**AIM OF THE TASK**
Say how many lines hold the string "Countries", and nothing more.

**RECORDS FOR THE EXERCISE**
"""
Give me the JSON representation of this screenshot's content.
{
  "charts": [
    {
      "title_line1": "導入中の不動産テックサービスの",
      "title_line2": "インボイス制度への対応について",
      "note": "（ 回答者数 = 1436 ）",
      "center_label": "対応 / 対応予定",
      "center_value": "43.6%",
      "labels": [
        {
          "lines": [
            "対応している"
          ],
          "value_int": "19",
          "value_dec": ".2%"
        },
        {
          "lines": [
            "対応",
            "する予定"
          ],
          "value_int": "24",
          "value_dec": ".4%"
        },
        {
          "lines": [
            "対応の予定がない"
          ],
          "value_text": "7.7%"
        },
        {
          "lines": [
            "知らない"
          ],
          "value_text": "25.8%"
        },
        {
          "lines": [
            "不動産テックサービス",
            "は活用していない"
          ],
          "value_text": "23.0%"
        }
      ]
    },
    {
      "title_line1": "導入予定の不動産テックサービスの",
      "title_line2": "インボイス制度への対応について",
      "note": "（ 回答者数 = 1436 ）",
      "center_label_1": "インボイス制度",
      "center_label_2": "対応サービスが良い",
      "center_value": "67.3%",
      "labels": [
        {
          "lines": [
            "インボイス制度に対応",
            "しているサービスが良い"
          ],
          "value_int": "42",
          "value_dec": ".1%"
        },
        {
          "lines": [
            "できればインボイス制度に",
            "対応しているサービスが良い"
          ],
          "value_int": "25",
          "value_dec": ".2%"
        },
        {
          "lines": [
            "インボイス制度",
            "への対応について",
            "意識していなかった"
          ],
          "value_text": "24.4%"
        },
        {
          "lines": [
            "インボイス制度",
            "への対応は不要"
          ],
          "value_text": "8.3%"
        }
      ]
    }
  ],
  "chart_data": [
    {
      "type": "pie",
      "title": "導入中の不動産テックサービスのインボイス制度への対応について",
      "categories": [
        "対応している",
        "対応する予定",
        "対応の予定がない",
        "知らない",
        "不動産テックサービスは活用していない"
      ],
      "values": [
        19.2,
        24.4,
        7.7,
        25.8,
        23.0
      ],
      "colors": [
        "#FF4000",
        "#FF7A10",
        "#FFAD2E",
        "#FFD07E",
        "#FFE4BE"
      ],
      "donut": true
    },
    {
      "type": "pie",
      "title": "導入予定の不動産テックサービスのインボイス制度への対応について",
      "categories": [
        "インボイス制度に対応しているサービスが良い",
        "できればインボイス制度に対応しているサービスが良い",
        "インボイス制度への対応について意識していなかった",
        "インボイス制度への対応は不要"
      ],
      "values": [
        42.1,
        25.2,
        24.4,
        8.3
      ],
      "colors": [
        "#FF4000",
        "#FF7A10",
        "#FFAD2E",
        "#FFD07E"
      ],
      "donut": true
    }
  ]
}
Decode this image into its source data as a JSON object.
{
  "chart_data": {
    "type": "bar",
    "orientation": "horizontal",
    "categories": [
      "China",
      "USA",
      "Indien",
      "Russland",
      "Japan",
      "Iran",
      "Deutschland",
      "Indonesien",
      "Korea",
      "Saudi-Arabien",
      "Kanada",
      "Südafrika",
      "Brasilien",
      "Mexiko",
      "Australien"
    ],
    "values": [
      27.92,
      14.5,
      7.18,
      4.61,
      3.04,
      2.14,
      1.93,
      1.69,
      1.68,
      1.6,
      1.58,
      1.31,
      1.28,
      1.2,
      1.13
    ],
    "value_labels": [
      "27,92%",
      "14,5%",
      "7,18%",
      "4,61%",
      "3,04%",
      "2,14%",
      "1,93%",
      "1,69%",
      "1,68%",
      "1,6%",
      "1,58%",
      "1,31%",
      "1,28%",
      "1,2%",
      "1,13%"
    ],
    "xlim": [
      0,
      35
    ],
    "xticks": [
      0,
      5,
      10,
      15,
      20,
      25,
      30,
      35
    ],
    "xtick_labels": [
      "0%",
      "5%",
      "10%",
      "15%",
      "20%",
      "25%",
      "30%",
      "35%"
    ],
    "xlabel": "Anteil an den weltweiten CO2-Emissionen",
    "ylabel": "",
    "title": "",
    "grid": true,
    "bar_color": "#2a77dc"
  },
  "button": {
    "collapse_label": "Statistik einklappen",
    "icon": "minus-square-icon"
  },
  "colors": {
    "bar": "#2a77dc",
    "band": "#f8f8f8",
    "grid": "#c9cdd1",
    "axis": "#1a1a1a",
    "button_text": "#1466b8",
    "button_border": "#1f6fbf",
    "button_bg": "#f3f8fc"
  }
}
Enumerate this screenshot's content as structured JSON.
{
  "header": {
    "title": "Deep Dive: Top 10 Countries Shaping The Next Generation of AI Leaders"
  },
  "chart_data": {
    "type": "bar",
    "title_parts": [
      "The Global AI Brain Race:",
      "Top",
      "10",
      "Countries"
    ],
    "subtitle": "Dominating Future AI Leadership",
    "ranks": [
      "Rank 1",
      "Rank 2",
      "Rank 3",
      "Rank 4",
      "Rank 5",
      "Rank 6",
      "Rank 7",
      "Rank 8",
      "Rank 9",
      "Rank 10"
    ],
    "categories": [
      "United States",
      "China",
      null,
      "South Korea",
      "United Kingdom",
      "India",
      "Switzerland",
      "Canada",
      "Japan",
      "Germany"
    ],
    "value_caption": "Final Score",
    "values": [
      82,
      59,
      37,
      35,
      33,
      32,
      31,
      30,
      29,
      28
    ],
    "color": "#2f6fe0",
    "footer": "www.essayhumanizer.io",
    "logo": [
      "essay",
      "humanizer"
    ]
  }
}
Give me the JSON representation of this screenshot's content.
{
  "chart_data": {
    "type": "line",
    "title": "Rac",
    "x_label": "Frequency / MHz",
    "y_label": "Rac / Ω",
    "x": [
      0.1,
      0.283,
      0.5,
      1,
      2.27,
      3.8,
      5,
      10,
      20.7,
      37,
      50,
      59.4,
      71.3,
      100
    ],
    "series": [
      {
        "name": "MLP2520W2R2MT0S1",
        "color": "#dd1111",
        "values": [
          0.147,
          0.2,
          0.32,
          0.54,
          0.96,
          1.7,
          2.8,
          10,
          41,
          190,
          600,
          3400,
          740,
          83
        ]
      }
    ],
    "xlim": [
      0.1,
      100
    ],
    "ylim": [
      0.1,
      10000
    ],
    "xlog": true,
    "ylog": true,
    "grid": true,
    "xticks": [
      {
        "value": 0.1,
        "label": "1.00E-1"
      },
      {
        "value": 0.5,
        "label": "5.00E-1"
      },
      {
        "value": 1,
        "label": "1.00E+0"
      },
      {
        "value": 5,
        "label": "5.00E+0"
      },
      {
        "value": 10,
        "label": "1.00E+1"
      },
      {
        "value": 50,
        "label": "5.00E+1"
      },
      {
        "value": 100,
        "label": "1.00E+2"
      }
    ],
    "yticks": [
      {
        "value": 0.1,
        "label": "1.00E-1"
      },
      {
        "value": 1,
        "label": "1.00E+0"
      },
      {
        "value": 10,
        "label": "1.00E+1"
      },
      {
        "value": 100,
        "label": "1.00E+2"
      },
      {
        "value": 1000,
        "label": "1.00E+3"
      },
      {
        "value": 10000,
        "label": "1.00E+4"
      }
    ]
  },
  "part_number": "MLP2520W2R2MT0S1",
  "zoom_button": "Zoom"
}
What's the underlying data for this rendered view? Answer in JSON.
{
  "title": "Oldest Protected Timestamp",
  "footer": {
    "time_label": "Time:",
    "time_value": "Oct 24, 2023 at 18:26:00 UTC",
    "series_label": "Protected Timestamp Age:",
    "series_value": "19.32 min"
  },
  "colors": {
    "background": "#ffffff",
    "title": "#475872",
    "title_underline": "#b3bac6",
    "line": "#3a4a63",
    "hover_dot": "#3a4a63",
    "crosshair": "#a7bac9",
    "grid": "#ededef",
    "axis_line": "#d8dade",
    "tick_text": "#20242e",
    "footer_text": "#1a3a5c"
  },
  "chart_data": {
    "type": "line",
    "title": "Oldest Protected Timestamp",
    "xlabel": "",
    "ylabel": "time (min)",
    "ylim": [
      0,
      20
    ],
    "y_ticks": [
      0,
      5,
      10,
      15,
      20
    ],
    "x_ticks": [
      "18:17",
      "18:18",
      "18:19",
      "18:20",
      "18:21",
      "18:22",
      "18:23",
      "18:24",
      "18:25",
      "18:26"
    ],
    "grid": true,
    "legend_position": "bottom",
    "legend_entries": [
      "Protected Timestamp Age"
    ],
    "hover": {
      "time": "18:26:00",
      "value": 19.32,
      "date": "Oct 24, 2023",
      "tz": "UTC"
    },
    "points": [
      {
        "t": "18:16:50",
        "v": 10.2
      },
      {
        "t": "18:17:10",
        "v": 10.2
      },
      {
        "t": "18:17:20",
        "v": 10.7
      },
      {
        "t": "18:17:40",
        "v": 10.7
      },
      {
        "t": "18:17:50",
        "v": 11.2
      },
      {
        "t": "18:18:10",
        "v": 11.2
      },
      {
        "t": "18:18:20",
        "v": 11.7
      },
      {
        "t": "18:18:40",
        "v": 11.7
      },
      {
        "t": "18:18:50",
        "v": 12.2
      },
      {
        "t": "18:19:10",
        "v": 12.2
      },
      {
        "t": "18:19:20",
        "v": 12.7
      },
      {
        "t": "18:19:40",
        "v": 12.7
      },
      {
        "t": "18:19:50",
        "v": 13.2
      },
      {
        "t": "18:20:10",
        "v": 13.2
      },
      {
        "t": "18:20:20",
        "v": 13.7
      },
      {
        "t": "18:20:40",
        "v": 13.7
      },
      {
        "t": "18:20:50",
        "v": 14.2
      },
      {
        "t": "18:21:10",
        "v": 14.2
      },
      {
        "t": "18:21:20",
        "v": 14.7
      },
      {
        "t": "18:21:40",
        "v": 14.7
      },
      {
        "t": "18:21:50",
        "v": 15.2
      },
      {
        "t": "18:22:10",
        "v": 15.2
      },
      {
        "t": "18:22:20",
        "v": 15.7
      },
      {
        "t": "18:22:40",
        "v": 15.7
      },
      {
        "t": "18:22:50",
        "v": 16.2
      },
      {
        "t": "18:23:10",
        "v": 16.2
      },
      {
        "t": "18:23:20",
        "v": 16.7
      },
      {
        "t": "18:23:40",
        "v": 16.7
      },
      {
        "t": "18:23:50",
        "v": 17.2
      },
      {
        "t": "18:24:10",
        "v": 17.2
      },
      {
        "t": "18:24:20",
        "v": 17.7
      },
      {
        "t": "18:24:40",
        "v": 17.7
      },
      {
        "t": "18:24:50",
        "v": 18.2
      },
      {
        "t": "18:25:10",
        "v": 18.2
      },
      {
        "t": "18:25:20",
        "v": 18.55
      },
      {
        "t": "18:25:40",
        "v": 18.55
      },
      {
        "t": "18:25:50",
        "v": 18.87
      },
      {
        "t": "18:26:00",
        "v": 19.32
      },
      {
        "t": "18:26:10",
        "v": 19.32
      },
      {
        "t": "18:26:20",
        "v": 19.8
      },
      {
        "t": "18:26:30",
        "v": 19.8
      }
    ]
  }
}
"""
**WRITTEN REPLY**
2